| TASK TO CARRY OUT |
List, from the lines below, each one with "Julho" in it.

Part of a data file
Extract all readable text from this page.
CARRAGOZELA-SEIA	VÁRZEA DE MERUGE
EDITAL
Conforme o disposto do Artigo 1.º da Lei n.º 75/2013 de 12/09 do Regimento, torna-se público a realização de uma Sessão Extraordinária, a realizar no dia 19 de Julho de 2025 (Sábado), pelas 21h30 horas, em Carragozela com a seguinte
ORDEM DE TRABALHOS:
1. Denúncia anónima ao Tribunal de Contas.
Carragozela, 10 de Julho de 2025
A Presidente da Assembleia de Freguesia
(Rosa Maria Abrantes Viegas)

| EXPECTED OUTPUT |
Conforme o disposto do Artigo 1.º da Lei n.º 75/2013 de 12/09 do Regimento, torna-se público a realização de uma Sessão Extraordinária, a realizar no dia 19 de Julho de 2025 (Sábado), pelas 21h30 horas, em Carragozela com a seguinte
Carragozela, 10 de Julho de 2025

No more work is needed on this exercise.